> [Text shown]
►

WESTERN SAHARA

WEEKLY NEWS

original french

WEEK 28

07-13.07.2002

SADR
OCCUPIED TERRITORIES
REFERENDUM
MOROCCO
SPAIN-MOROCCO
SOLIDARITY
COMING UP
INTERNET
NEW PUBLICATIONS

SADR

07.07.02
Prisoners of War
A hundred and one Moroccan prisoners of war were handed over to representatives of the International Committee of the Red Cross (ICRC) during a ceremony in which United Nations representatives and the German ambassador in Algiers took part. The Minister of Defence, Mohamed Lamine Bouhali, indicated during a press conference that this measure testifies to the "good will of the Saharawi government to respond favourably to international opinion." For his part, the German ambassador in Algiers stated that "we must not forget the Saharawi prisoners and disappeared, whose number approaches 1250 people, according to the regional Red Cross."
The Saharawi minister of defence handed to the ICRC a list of 151 Saharawi prisoners, whose "fate remains unknown. The majority of them were arrested between 1975 and 1976 and they await the intervention of the international Red Cross", the minister declared during a press conference. He affirmed that "the majority of the Saharawi prisoners of war were executed by the Moroccan government after the first year of the invasion except for 66 who were released a few years ago."
(SPS, inc. list)

08.07.02
Council of Europe
A report on the situation of women in the Maghreb was submitted to the Council of Europe during its summer session from 24 to 28 June in Strasbourg. This study illustrating the situation of women in Tunisia, Algeria and Morocco, as well as that of immigrants in Europe made no reference to the extremely difficult situation of the Saharawi women. Eva Zetterberg, a Swedish member of parliament, a substitute member of the Council, proposed
amendments of which only one was accepted excluding the term "occupied territories". (see Resolution 1293 (2002))

11.07.02
Afghanistan
According to Moroccan sources, Abdullah Abdullah, the Afghan foreign minister, announced in Rabat that his government had decided no longer to recognise SADR. This recognition, dating from May 1979, "was decided by an illegitimate government", the minister explained.

OCCUPIED TERRITORIES

10.07.02
El Ayoun
The trial of the human rights activist Enasiri (see week 26), due on 10 July, was postponed until the 24th of the same month, at the request of his lawyers.

◄

> [Task objective] Rewrite the part of the Western Sahara news bulletin that opens with the words containing "The Saharawi minister" and closes with "(SPS, inc. list)", putting "detainees" wherever "prisoners" appears.

(Layout region records)
►

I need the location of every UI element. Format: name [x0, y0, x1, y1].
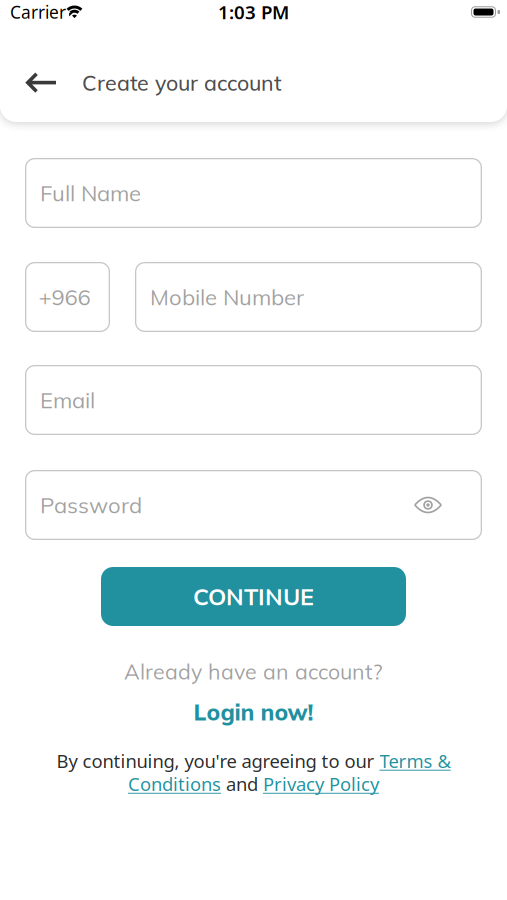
- button[interactable]: Terms &: [380, 748, 450, 773]
- staticText: Privacy Policy: [263, 771, 379, 796]
- staticText: Login now!: [194, 698, 314, 726]
- staticText: Mobile Number: [150, 283, 304, 311]
- button[interactable]: Privacy Policy: [263, 771, 379, 796]
- staticText: Email: [40, 386, 95, 414]
- button[interactable]: Email: [25, 365, 482, 435]
- staticText: and: [221, 771, 263, 796]
- staticText: Terms &: [380, 748, 450, 773]
- staticText: 1:03 PM: [218, 0, 289, 24]
- button[interactable]: Back: [0, 73, 58, 93]
- staticText: +966: [38, 283, 90, 311]
- staticText: Password: [40, 491, 142, 519]
- staticText: Carrier: [10, 0, 66, 24]
- button[interactable]: +966: [25, 262, 110, 332]
- staticText: CONTINUE: [193, 582, 314, 611]
- button[interactable]: Login now!: [194, 698, 314, 726]
- button[interactable]: Mobile Number: [135, 262, 482, 332]
- button[interactable]: Full Name: [25, 158, 482, 228]
- button[interactable]: CONTINUE: [101, 567, 406, 626]
- staticText: By continuing, you're agreeing to our: [56, 748, 380, 773]
- button[interactable]: Password: [25, 470, 482, 540]
- button[interactable]: Conditions: [128, 771, 221, 796]
- staticText: Conditions: [128, 771, 221, 796]
- staticText: Full Name: [40, 179, 141, 207]
- button[interactable]: Show password: [414, 496, 442, 514]
- staticText: Already have an account?: [124, 658, 383, 685]
- staticText: Create your account: [82, 69, 282, 96]
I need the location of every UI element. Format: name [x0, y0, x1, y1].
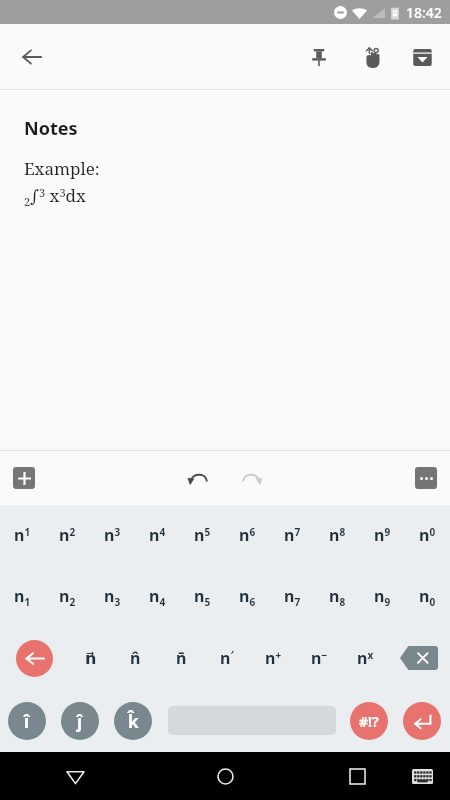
button[interactable]: n⃗ — [68, 627, 113, 689]
staticText: n8 — [329, 524, 346, 546]
button[interactable]: n2 — [45, 565, 90, 627]
staticText: n5 — [194, 585, 211, 608]
staticText: n̄ — [176, 647, 187, 669]
button[interactable]: n0 — [405, 565, 450, 627]
button[interactable]: Add — [13, 467, 35, 489]
button[interactable]: n3 — [90, 565, 135, 627]
button[interactable]: ĵ — [61, 702, 99, 740]
button[interactable]: More options — [415, 467, 437, 489]
button[interactable]: Back — [14, 39, 50, 75]
button[interactable]: Shift left — [0, 627, 68, 689]
staticText: n9 — [374, 585, 391, 608]
staticText: n1 — [14, 585, 31, 608]
button[interactable]: n7 — [270, 565, 315, 627]
staticText: n4 — [149, 524, 166, 546]
staticText: n9 — [374, 524, 391, 546]
staticText: n7 — [284, 524, 301, 546]
button[interactable]: î — [8, 702, 46, 740]
staticText: n4 — [149, 585, 166, 608]
button[interactable]: nx — [342, 627, 388, 689]
staticText: n6 — [239, 524, 256, 546]
staticText: n3 — [104, 585, 121, 608]
button[interactable]: n4 — [135, 565, 180, 627]
staticText: n8 — [329, 585, 346, 608]
staticText: n2 — [59, 524, 76, 546]
button[interactable]: n1 — [0, 505, 45, 565]
staticText: n5 — [194, 524, 211, 546]
staticText: n̂ — [130, 647, 141, 669]
button[interactable]: Enter — [403, 702, 441, 740]
button[interactable]: k̂ — [114, 702, 152, 740]
staticText: ĵ — [77, 710, 83, 733]
button[interactable]: n− — [296, 627, 342, 689]
button[interactable]: n6 — [225, 505, 270, 565]
button[interactable]: n1 — [0, 565, 45, 627]
staticText: k̂ — [128, 710, 139, 733]
staticText: n− — [311, 647, 328, 669]
button[interactable]: n7 — [270, 505, 315, 565]
staticText: n⃗ — [85, 649, 97, 668]
button[interactable]: n̄ — [158, 627, 204, 689]
staticText: Notes — [24, 116, 78, 141]
button[interactable]: n̂ — [113, 627, 158, 689]
button[interactable]: Home — [170, 752, 280, 800]
button[interactable]: Redo — [231, 457, 273, 499]
staticText: Example: — [24, 157, 100, 180]
staticText: n1 — [14, 524, 31, 546]
button[interactable]: n8 — [315, 505, 360, 565]
staticText: n2 — [59, 585, 76, 608]
button[interactable]: Switch keyboard — [394, 752, 450, 800]
button[interactable]: Backspace — [388, 627, 450, 689]
staticText: n3 — [104, 524, 121, 546]
button[interactable]: Undo — [177, 457, 219, 499]
button[interactable]: n+ — [250, 627, 296, 689]
button[interactable]: #!? — [350, 702, 388, 740]
staticText: n6 — [239, 585, 256, 608]
button[interactable]: Pin — [299, 37, 339, 77]
button[interactable]: Select — [351, 37, 391, 77]
button[interactable]: n8 — [315, 565, 360, 627]
button[interactable]: n2 — [45, 505, 90, 565]
button[interactable]: n9 — [360, 565, 405, 627]
button[interactable]: n9 — [360, 505, 405, 565]
button[interactable]: n′ — [204, 627, 250, 689]
button[interactable]: n6 — [225, 565, 270, 627]
button[interactable]: Archive — [402, 37, 442, 77]
button[interactable]: n5 — [180, 565, 225, 627]
staticText: n0 — [419, 524, 436, 546]
button[interactable]: n5 — [180, 505, 225, 565]
staticText: n′ — [220, 647, 234, 669]
staticText: n+ — [265, 647, 282, 669]
button[interactable]: Back — [0, 752, 150, 800]
staticText: #!? — [359, 712, 379, 731]
button[interactable]: n0 — [405, 505, 450, 565]
staticText: nx — [357, 647, 374, 669]
staticText: 2∫3 x3dx — [24, 184, 86, 209]
button[interactable]: n3 — [90, 505, 135, 565]
staticText: n7 — [284, 585, 301, 608]
staticText: 18:42 — [406, 3, 442, 22]
button[interactable]: Recents — [320, 752, 394, 800]
button[interactable]: n4 — [135, 505, 180, 565]
staticText: î — [24, 710, 30, 733]
staticText: n0 — [419, 585, 436, 608]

◄

> [Answer to this task]
The Saharawi minister of defence handed to the ICRC a list of 151 Saharawi detainees, whose "fate remains unknown. The majority of them were arrested between 1975 and 1976 and they await the intervention of the international Red Cross", the minister declared during a press conference. He affirmed that "the majority of the Saharawi detainees of war were executed by the Moroccan government after the first year of the invasion except for 66 who were released a few years ago."
(SPS, inc. list)